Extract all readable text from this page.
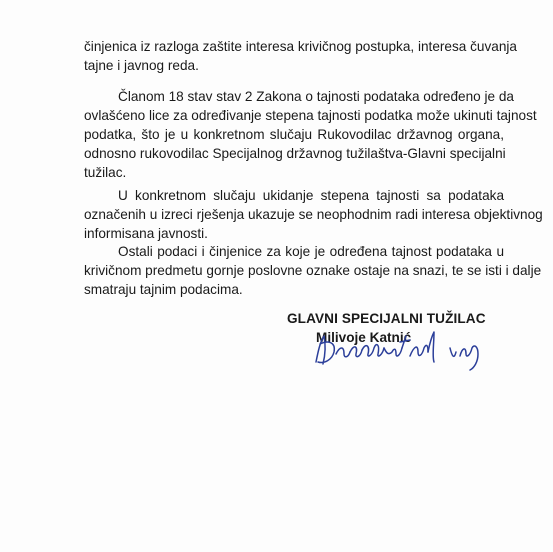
činjenica iz razloga zaštite interesa krivičnog postupka, interesa čuvanja
tajne i javnog reda.
Članom 18 stav stav 2 Zakona o tajnosti podataka određeno je da
ovlašćeno lice za određivanje stepena tajnosti podatka može ukinuti tajnost
podatka, što je u konkretnom slučaju Rukovodilac državnog organa,
odnosno rukovodilac Specijalnog državnog tužilaštva-Glavni specijalni
tužilac.
U konkretnom slučaju ukidanje stepena tajnosti sa podataka
označenih u izreci rješenja ukazuje se neophodnim radi interesa objektivnog
informisana javnosti.
Ostali podaci i činjenice za koje je određena tajnost podataka u
krivičnom predmetu gornje poslovne oznake ostaje na snazi, te se isti i dalje
smatraju tajnim podacima.
GLAVNI SPECIJALNI TUŽILAC
Milivoje Katnić
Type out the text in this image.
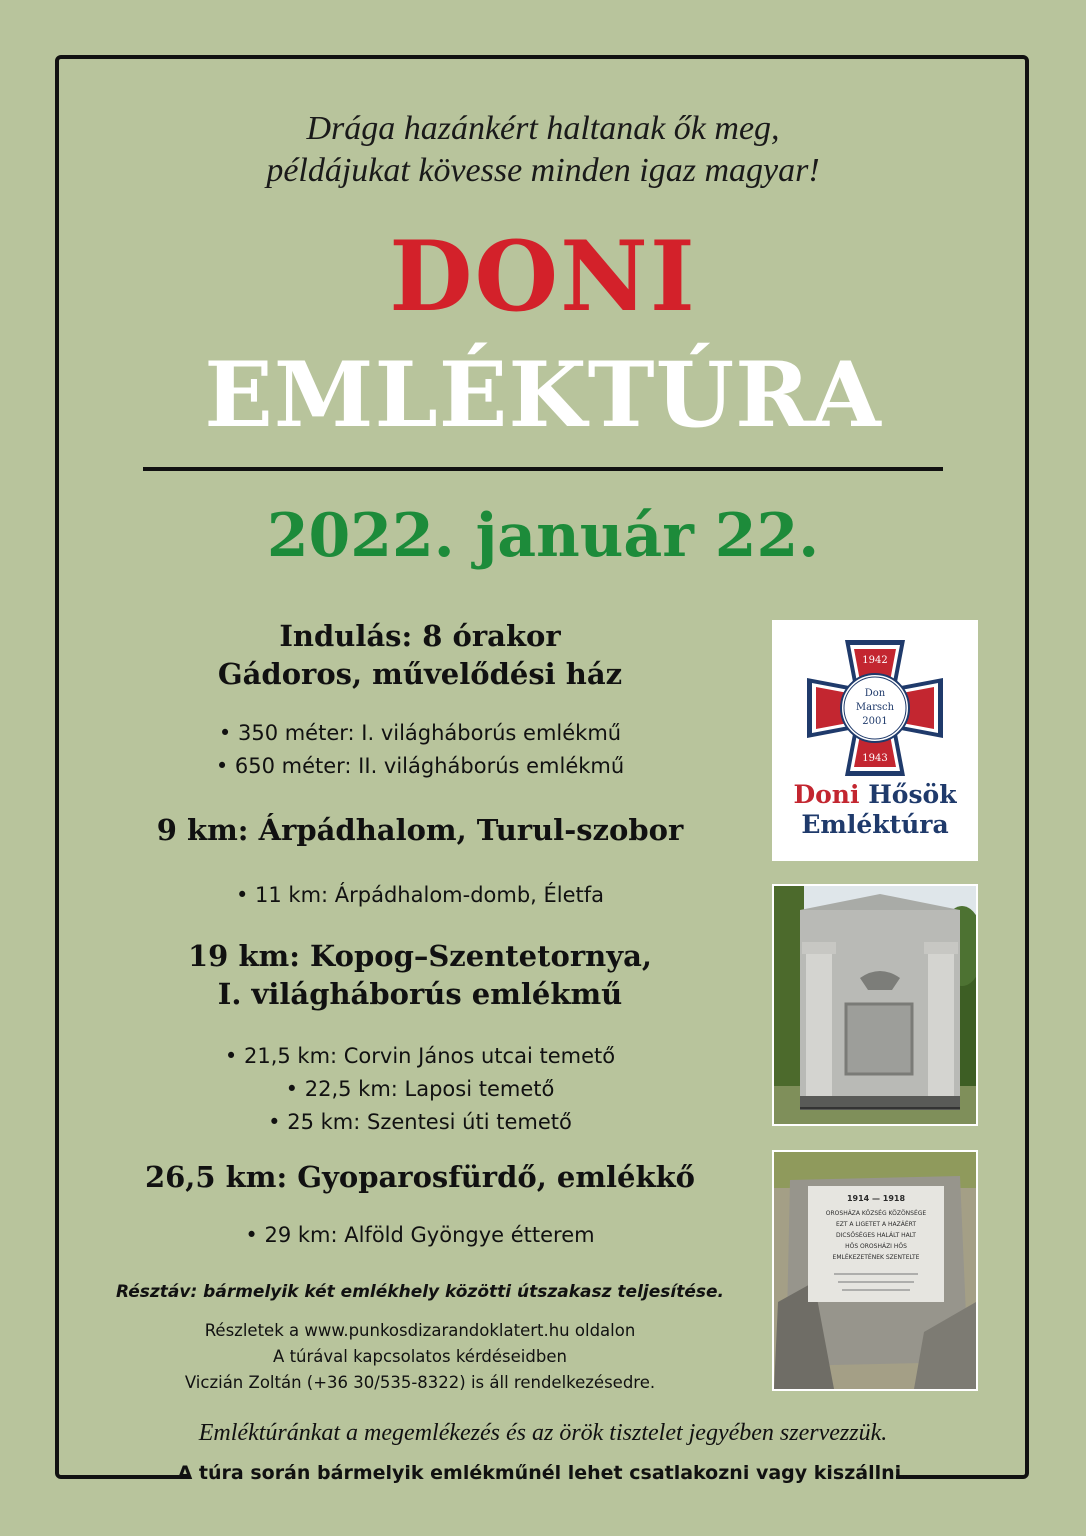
Drága hazánkért haltanak ők meg,
példájukat kövesse minden igaz magyar!
DONI
EMLÉKTÚRA
2022. január 22.
Indulás: 8 órakor
Gádoros, művelődési ház
• 350 méter: I. világháborús emlékmű
• 650 méter: II. világháborús emlékmű
9 km: Árpádhalom, Turul-szobor
• 11 km: Árpádhalom-domb, Életfa
19 km: Kopog–Szentetornya,
I. világháborús emlékmű
• 21,5 km: Corvin János utcai temető
• 22,5 km: Laposi temető
• 25 km: Szentesi úti temető
26,5 km: Gyoparosfürdő, emlékkő
• 29 km: Alföld Gyöngye étterem
Résztáv: bármelyik két emlékhely közötti útszakasz teljesítése.
Részletek a www.punkosdizarandoklatert.hu oldalon
A túrával kapcsolatos kérdéseidben
Viczián Zoltán (+36 30/535-8322) is áll rendelkezésedre.
1942
Don
Marsch
2001
1943
Doni Hősök
Emléktúra
1914 — 1918
OROSHÁZA KÖZSÉG KÖZÖNSÉGE
EZT A LIGETET A HAZÁÉRT
DICSŐSÉGES HALÁLT HALT
HŐS OROSHÁZI HŐS
EMLÉKEZETÉNEK SZENTELTE
Emléktúránkat a megemlékezés és az örök tisztelet jegyében szervezzük.
A túra során bármelyik emlékműnél lehet csatlakozni vagy kiszállni.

┄┄┄┄┄┄┄┄┄┄┄┄┄┄┄┄┄┄┄┄

_YOUR GOAL:_ Using the data above, write out every line exactly, leaving the images behind.

_TASK RESULT:_
Extract all readable text from this page.
činjenica iz razloga zaštite interesa krivičnog postupka, interesa čuvanja
tajne i javnog reda.
Članom 18 stav stav 2 Zakona o tajnosti podataka određeno je da
ovlašćeno lice za određivanje stepena tajnosti podatka može ukinuti tajnost
podatka, što je u konkretnom slučaju Rukovodilac državnog organa,
odnosno rukovodilac Specijalnog državnog tužilaštva-Glavni specijalni
tužilac.
U konkretnom slučaju ukidanje stepena tajnosti sa podataka
označenih u izreci rješenja ukazuje se neophodnim radi interesa objektivnog
informisana javnosti.
Ostali podaci i činjenice za koje je određena tajnost podataka u
krivičnom predmetu gornje poslovne oznake ostaje na snazi, te se isti i dalje
smatraju tajnim podacima.
GLAVNI SPECIJALNI TUŽILAC
Milivoje Katnić
Type out the text in this image.
Drága hazánkért haltanak ők meg,
példájukat kövesse minden igaz magyar!
DONI
EMLÉKTÚRA
2022. január 22.
Indulás: 8 órakor
Gádoros, művelődési ház
• 350 méter: I. világháborús emlékmű
• 650 méter: II. világháborús emlékmű
9 km: Árpádhalom, Turul-szobor
• 11 km: Árpádhalom-domb, Életfa
19 km: Kopog–Szentetornya,
I. világháborús emlékmű
• 21,5 km: Corvin János utcai temető
• 22,5 km: Laposi temető
• 25 km: Szentesi úti temető
26,5 km: Gyoparosfürdő, emlékkő
• 29 km: Alföld Gyöngye étterem
Résztáv: bármelyik két emlékhely közötti útszakasz teljesítése.
Részletek a www.punkosdizarandoklatert.hu oldalon
A túrával kapcsolatos kérdéseidben
Viczián Zoltán (+36 30/535-8322) is áll rendelkezésedre.
1942
Don
Marsch
2001
1943
Doni Hősök
Emléktúra
1914 — 1918
OROSHÁZA KÖZSÉG KÖZÖNSÉGE
EZT A LIGETET A HAZÁÉRT
DICSŐSÉGES HALÁLT HALT
HŐS OROSHÁZI HŐS
EMLÉKEZETÉNEK SZENTELTE
Emléktúránkat a megemlékezés és az örök tisztelet jegyében szervezzük.
A túra során bármelyik emlékműnél lehet csatlakozni vagy kiszállni.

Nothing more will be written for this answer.